## Goal
In the listing below, locate the lines that hold the string "count". Copy those lines.

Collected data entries
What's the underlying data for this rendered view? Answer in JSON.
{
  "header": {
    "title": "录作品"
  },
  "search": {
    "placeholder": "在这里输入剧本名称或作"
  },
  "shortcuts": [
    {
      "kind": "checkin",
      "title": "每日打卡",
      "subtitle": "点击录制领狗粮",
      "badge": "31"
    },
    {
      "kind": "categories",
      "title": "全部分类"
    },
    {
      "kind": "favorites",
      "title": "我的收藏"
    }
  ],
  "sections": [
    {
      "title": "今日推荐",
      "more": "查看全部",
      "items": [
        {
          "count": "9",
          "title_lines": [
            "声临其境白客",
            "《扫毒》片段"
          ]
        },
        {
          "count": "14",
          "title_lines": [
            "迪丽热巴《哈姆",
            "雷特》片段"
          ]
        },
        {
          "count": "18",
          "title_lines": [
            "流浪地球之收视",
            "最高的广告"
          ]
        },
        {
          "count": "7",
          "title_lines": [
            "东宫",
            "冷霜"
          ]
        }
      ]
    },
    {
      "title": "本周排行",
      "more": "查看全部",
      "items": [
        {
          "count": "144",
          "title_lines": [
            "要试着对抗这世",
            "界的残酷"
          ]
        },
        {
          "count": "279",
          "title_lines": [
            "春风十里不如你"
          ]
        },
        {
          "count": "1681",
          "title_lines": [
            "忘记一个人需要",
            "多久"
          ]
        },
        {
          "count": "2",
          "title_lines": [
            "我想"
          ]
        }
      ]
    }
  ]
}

## Problem solution
          "count": "9",
          "count": "14",
          "count": "18",
          "count": "7",
          "count": "144",
          "count": "279",
          "count": "1681",
          "count": "2",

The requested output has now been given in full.